_Required work:_ Copy every line of the records below where the word "Kritik" occurs.

━━ Supplied material

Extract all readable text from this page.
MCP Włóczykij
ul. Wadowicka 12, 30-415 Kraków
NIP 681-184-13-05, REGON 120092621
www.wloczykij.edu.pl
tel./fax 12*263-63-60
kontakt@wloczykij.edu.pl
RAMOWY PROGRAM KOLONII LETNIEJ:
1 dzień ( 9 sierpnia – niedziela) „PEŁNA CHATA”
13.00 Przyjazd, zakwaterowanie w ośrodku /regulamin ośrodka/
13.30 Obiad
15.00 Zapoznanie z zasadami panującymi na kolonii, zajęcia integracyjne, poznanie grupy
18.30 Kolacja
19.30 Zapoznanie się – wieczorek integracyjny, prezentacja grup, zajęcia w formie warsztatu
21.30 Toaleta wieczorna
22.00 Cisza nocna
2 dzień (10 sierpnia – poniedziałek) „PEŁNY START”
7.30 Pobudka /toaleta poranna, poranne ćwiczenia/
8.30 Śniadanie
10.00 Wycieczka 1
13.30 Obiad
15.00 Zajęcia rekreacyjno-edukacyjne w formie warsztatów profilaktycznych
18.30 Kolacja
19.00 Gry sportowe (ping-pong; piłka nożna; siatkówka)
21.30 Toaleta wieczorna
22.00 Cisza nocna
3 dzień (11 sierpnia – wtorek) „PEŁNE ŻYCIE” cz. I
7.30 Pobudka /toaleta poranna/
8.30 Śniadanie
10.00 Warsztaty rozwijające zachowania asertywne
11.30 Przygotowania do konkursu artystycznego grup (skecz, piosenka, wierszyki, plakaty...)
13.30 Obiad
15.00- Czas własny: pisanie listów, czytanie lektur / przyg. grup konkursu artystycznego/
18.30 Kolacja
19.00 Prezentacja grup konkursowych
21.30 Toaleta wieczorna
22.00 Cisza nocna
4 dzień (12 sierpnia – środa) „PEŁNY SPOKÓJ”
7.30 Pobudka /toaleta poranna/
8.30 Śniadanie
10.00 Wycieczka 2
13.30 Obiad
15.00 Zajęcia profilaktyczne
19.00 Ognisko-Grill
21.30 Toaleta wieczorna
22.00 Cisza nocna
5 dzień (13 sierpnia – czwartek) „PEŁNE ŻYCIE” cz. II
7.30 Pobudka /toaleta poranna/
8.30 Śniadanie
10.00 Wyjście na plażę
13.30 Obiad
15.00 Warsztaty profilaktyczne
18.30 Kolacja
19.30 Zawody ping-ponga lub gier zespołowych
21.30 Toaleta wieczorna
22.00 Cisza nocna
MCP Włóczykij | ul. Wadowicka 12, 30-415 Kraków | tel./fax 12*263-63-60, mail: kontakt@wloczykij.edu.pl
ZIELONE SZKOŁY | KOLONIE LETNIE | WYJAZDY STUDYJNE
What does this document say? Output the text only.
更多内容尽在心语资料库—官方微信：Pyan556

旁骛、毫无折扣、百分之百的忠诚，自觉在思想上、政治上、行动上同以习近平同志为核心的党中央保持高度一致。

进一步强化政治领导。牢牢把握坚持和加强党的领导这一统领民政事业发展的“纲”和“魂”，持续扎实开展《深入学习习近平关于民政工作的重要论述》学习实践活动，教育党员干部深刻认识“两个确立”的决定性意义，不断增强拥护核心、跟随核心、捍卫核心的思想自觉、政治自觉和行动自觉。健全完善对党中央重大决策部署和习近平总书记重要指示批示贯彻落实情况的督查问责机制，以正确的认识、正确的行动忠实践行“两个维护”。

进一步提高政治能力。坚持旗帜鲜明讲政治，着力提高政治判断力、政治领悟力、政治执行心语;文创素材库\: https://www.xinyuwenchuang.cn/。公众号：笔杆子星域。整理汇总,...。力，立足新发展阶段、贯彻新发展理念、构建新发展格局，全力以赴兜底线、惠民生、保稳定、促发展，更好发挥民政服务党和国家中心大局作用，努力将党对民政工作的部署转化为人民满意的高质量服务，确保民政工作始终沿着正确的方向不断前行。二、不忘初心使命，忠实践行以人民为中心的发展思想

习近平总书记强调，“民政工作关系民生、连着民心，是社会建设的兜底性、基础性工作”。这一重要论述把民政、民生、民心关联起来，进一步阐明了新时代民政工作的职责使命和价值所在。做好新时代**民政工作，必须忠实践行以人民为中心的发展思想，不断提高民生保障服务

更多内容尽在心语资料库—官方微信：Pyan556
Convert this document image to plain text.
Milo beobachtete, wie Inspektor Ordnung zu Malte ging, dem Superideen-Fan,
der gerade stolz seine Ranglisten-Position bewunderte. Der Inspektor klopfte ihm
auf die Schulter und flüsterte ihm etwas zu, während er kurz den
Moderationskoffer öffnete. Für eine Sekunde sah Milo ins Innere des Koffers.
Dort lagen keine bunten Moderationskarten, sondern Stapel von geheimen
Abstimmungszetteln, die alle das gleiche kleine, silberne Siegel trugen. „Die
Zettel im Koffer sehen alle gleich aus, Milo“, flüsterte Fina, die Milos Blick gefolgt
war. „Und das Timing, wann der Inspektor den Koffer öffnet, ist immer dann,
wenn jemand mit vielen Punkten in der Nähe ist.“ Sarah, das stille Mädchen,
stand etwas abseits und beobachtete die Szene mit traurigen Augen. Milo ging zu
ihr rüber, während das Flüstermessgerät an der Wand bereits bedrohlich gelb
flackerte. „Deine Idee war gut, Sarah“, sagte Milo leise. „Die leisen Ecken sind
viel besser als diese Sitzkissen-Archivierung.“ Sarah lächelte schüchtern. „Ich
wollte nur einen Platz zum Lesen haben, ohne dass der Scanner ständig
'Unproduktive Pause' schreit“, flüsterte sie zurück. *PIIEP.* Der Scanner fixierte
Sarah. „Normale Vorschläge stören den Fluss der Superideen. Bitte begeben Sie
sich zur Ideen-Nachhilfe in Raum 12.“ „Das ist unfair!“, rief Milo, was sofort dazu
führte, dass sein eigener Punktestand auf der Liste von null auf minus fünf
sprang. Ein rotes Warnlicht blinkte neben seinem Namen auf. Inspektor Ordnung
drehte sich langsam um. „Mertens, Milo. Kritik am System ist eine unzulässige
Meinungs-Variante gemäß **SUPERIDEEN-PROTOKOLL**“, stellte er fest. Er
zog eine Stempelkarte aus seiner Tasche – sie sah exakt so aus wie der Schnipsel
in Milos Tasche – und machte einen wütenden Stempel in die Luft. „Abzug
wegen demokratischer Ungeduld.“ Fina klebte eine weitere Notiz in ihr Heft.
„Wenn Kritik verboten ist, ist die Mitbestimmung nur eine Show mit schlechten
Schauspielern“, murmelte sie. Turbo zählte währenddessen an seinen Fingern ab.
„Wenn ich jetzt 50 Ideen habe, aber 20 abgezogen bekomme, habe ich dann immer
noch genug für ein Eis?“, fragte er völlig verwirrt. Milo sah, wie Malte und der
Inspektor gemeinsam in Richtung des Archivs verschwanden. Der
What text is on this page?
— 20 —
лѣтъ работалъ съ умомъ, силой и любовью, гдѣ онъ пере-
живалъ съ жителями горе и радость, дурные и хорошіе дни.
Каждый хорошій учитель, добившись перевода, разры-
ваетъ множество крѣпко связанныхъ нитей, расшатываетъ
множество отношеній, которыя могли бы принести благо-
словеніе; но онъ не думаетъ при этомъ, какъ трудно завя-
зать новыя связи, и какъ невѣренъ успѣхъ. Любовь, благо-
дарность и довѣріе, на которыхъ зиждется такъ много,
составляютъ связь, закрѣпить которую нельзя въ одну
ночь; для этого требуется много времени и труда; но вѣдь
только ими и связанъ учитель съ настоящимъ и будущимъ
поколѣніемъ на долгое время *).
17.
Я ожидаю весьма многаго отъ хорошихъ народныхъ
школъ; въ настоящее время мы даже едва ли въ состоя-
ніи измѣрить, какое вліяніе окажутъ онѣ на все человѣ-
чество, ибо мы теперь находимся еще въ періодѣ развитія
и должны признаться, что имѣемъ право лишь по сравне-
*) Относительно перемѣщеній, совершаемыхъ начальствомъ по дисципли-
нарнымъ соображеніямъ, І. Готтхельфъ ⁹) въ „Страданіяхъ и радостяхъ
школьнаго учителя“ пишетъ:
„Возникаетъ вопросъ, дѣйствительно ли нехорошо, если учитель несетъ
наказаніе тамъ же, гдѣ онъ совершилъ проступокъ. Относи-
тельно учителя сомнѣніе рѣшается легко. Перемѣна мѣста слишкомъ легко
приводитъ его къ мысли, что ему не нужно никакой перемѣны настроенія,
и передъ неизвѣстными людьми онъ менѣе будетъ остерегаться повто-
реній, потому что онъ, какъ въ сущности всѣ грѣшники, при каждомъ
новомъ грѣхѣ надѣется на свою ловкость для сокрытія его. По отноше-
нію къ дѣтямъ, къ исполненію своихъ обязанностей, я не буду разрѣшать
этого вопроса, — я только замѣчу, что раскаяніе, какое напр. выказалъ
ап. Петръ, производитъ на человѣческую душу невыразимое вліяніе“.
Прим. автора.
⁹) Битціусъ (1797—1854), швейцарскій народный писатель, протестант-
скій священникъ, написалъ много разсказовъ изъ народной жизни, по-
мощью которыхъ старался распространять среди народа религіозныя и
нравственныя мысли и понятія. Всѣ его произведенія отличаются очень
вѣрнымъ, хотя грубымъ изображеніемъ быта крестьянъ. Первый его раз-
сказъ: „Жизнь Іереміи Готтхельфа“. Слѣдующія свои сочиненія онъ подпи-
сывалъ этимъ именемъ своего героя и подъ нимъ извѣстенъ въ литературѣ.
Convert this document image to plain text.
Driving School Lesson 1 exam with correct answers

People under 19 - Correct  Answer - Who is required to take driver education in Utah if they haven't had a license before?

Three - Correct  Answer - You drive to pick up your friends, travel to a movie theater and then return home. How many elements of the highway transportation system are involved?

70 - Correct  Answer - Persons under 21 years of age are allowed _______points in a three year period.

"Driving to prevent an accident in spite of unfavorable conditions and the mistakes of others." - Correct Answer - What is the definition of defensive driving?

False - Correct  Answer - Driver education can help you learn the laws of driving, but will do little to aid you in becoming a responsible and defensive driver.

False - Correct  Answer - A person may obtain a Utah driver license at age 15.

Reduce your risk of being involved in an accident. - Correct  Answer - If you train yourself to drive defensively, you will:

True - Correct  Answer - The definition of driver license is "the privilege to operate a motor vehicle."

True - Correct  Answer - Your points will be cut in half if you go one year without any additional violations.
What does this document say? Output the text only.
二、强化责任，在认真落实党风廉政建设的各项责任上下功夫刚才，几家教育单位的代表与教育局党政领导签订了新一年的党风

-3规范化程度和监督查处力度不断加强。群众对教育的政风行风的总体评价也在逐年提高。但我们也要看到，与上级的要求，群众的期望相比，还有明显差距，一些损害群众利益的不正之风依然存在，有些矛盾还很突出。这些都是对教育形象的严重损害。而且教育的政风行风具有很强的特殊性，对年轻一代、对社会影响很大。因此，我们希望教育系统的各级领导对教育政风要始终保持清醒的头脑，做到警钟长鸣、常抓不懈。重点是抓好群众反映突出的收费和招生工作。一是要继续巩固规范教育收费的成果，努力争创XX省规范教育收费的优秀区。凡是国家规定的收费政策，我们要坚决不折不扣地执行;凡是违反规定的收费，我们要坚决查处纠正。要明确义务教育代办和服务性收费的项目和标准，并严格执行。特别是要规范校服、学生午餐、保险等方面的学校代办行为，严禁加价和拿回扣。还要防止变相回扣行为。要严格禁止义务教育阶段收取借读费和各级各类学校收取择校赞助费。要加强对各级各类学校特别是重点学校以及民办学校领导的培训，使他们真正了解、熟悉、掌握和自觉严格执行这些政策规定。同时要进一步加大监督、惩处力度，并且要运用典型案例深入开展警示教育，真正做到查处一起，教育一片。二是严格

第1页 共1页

━━━━

_Result of the task:_
drehte sich langsam um. „Mertens, Milo. Kritik am System ist eine unzulässige
„Wenn Kritik verboten ist, ist die Mitbestimmung nur eine Show mit schlechten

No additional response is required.